REQUIRED WORK
Reproduce every line of the material below, but drop the pictures.

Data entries
# # # # # # #

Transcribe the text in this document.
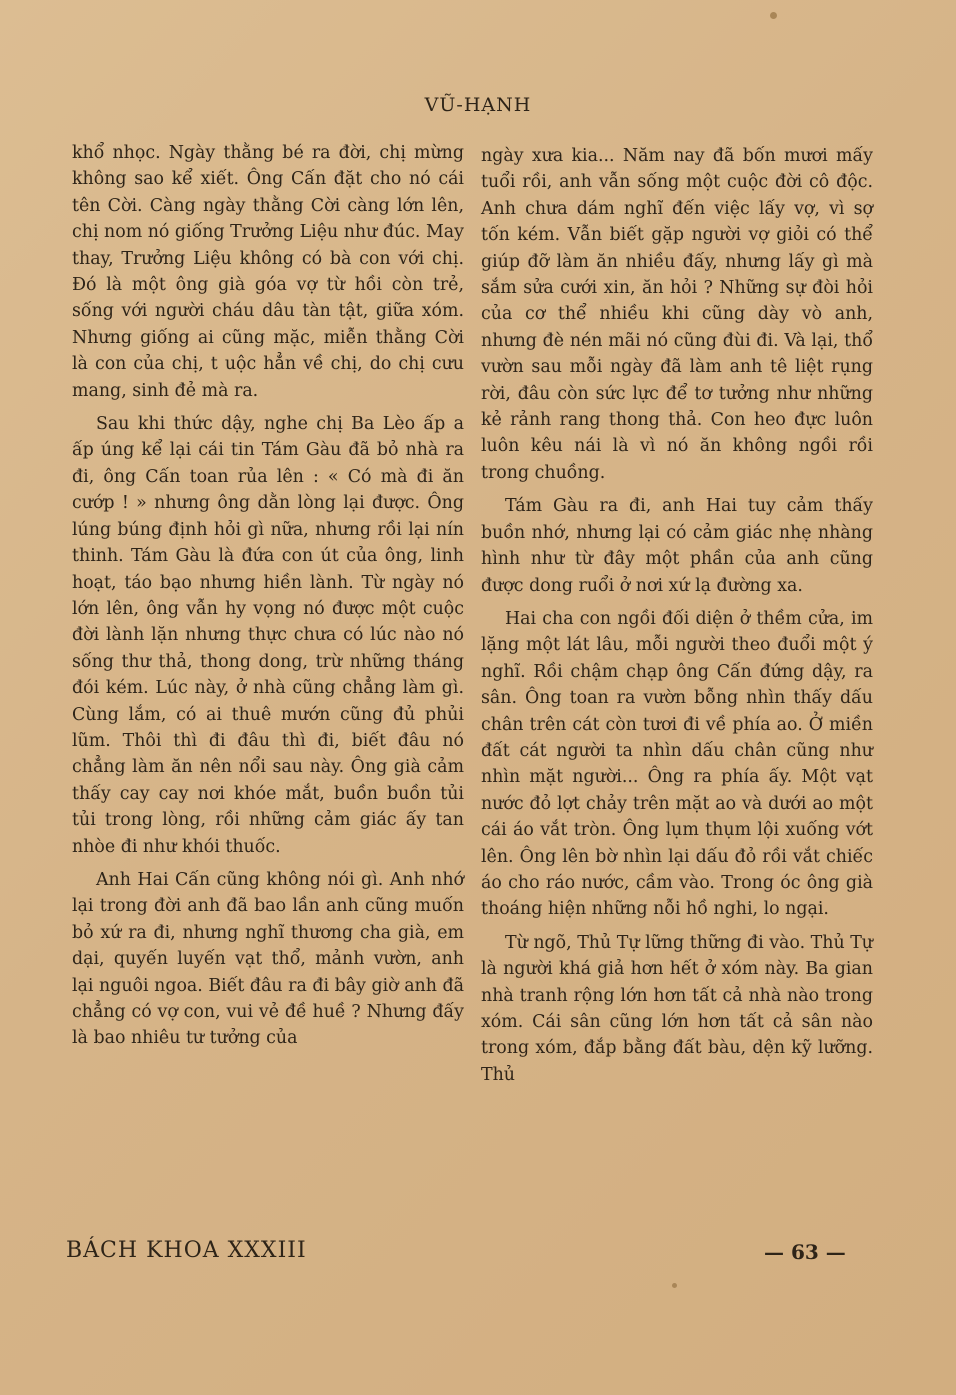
VŨ-HẠNH

khổ nhọc. Ngày thằng bé ra đời, chị mừng không sao kể xiết. Ông Cấn đặt cho nó cái tên Cời. Càng ngày thằng Cời càng lớn lên, chị nom nó giống Trưởng Liệu như đúc. May thay, Trưởng Liệu không có bà con với chị. Đó là một ông già góa vợ từ hồi còn trẻ, sống với người cháu dâu tàn tật, giữa xóm. Nhưng giống ai cũng mặc, miễn thằng Cời là con của chị, t uộc hẳn về chị, do chị cưu mang, sinh đẻ mà ra.

Sau khi thức dậy, nghe chị Ba Lèo ấp a ấp úng kể lại cái tin Tám Gàu đã bỏ nhà ra đi, ông Cấn toan rủa lên : « Có mà đi ăn cướp ! » nhưng ông dằn lòng lại được. Ông lúng búng định hỏi gì nữa, nhưng rồi lại nín thinh. Tám Gàu là đứa con út của ông, linh hoạt, táo bạo nhưng hiền lành. Từ ngày nó lớn lên, ông vẫn hy vọng nó được một cuộc đời lành lặn nhưng thực chưa có lúc nào nó sống thư thả, thong dong, trừ những tháng đói kém. Lúc này, ở nhà cũng chẳng làm gì. Cùng lắm, có ai thuê mướn cũng đủ phủi lũm. Thôi thì đi đâu thì đi, biết đâu nó chẳng làm ăn nên nổi sau này. Ông già cảm thấy cay cay nơi khóe mắt, buồn buồn tủi tủi trong lòng, rồi những cảm giác ấy tan nhòe đi như khói thuốc.

Anh Hai Cấn cũng không nói gì. Anh nhớ lại trong đời anh đã bao lần anh cũng muốn bỏ xứ ra đi, nhưng nghĩ thương cha già, em dại, quyến luyến vạt thổ, mảnh vườn, anh lại nguôi ngoa. Biết đâu ra đi bây giờ anh đã chẳng có vợ con, vui vẻ đề huề ? Nhưng đấy là bao nhiêu tư tưởng của

ngày xưa kia... Năm nay đã bốn mươi mấy tuổi rồi, anh vẫn sống một cuộc đời cô độc. Anh chưa dám nghĩ đến việc lấy vợ, vì sợ tốn kém. Vẫn biết gặp người vợ giỏi có thể giúp đỡ làm ăn nhiều đấy, nhưng lấy gì mà sắm sửa cưới xin, ăn hỏi ? Những sự đòi hỏi của cơ thể nhiều khi cũng dày vò anh, nhưng đè nén mãi nó cũng đùi đi. Và lại, thổ vườn sau mỗi ngày đã làm anh tê liệt rụng rời, đâu còn sức lực để tơ tưởng như những kẻ rảnh rang thong thả. Con heo đực luôn luôn kêu nái là vì nó ăn không ngồi rồi trong chuồng.

Tám Gàu ra đi, anh Hai tuy cảm thấy buồn nhớ, nhưng lại có cảm giác nhẹ nhàng hình như từ đây một phần của anh cũng được dong ruổi ở nơi xứ lạ đường xa.

Hai cha con ngồi đối diện ở thềm cửa, im lặng một lát lâu, mỗi người theo đuổi một ý nghĩ. Rồi chậm chạp ông Cấn đứng dậy, ra sân. Ông toan ra vườn bỗng nhìn thấy dấu chân trên cát còn tươi đi về phía ao. Ở miền đất cát người ta nhìn dấu chân cũng như nhìn mặt người... Ông ra phía ấy. Một vạt nước đỏ lợt chảy trên mặt ao và dưới ao một cái áo vắt tròn. Ông lụm thụm lội xuống vớt lên. Ông lên bờ nhìn lại dấu đỏ rồi vắt chiếc áo cho ráo nước, cầm vào. Trong óc ông già thoáng hiện những nỗi hồ nghi, lo ngại.

Từ ngõ, Thủ Tự lững thững đi vào. Thủ Tự là người khá giả hơn hết ở xóm này. Ba gian nhà tranh rộng lớn hơn tất cả nhà nào trong xóm. Cái sân cũng lớn hơn tất cả sân nào trong xóm, đắp bằng đất bàu, dện kỹ lưỡng. Thủ

BÁCH KHOA XXXIII	— 63 —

# # # # # # #

IN RESPONSE
Transcribe the text in this document.
VŨ-HẠNH

khổ nhọc. Ngày thằng bé ra đời, chị mừng không sao kể xiết. Ông Cấn đặt cho nó cái tên Cời. Càng ngày thằng Cời càng lớn lên, chị nom nó giống Trưởng Liệu như đúc. May thay, Trưởng Liệu không có bà con với chị. Đó là một ông già góa vợ từ hồi còn trẻ, sống với người cháu dâu tàn tật, giữa xóm. Nhưng giống ai cũng mặc, miễn thằng Cời là con của chị, t uộc hẳn về chị, do chị cưu mang, sinh đẻ mà ra.

Sau khi thức dậy, nghe chị Ba Lèo ấp a ấp úng kể lại cái tin Tám Gàu đã bỏ nhà ra đi, ông Cấn toan rủa lên : « Có mà đi ăn cướp ! » nhưng ông dằn lòng lại được. Ông lúng búng định hỏi gì nữa, nhưng rồi lại nín thinh. Tám Gàu là đứa con út của ông, linh hoạt, táo bạo nhưng hiền lành. Từ ngày nó lớn lên, ông vẫn hy vọng nó được một cuộc đời lành lặn nhưng thực chưa có lúc nào nó sống thư thả, thong dong, trừ những tháng đói kém. Lúc này, ở nhà cũng chẳng làm gì. Cùng lắm, có ai thuê mướn cũng đủ phủi lũm. Thôi thì đi đâu thì đi, biết đâu nó chẳng làm ăn nên nổi sau này. Ông già cảm thấy cay cay nơi khóe mắt, buồn buồn tủi tủi trong lòng, rồi những cảm giác ấy tan nhòe đi như khói thuốc.

Anh Hai Cấn cũng không nói gì. Anh nhớ lại trong đời anh đã bao lần anh cũng muốn bỏ xứ ra đi, nhưng nghĩ thương cha già, em dại, quyến luyến vạt thổ, mảnh vườn, anh lại nguôi ngoa. Biết đâu ra đi bây giờ anh đã chẳng có vợ con, vui vẻ đề huề ? Nhưng đấy là bao nhiêu tư tưởng của

ngày xưa kia... Năm nay đã bốn mươi mấy tuổi rồi, anh vẫn sống một cuộc đời cô độc. Anh chưa dám nghĩ đến việc lấy vợ, vì sợ tốn kém. Vẫn biết gặp người vợ giỏi có thể giúp đỡ làm ăn nhiều đấy, nhưng lấy gì mà sắm sửa cưới xin, ăn hỏi ? Những sự đòi hỏi của cơ thể nhiều khi cũng dày vò anh, nhưng đè nén mãi nó cũng đùi đi. Và lại, thổ vườn sau mỗi ngày đã làm anh tê liệt rụng rời, đâu còn sức lực để tơ tưởng như những kẻ rảnh rang thong thả. Con heo đực luôn luôn kêu nái là vì nó ăn không ngồi rồi trong chuồng.

Tám Gàu ra đi, anh Hai tuy cảm thấy buồn nhớ, nhưng lại có cảm giác nhẹ nhàng hình như từ đây một phần của anh cũng được dong ruổi ở nơi xứ lạ đường xa.

Hai cha con ngồi đối diện ở thềm cửa, im lặng một lát lâu, mỗi người theo đuổi một ý nghĩ. Rồi chậm chạp ông Cấn đứng dậy, ra sân. Ông toan ra vườn bỗng nhìn thấy dấu chân trên cát còn tươi đi về phía ao. Ở miền đất cát người ta nhìn dấu chân cũng như nhìn mặt người... Ông ra phía ấy. Một vạt nước đỏ lợt chảy trên mặt ao và dưới ao một cái áo vắt tròn. Ông lụm thụm lội xuống vớt lên. Ông lên bờ nhìn lại dấu đỏ rồi vắt chiếc áo cho ráo nước, cầm vào. Trong óc ông già thoáng hiện những nỗi hồ nghi, lo ngại.

Từ ngõ, Thủ Tự lững thững đi vào. Thủ Tự là người khá giả hơn hết ở xóm này. Ba gian nhà tranh rộng lớn hơn tất cả nhà nào trong xóm. Cái sân cũng lớn hơn tất cả sân nào trong xóm, đắp bằng đất bàu, dện kỹ lưỡng. Thủ

BÁCH KHOA XXXIII	— 63 —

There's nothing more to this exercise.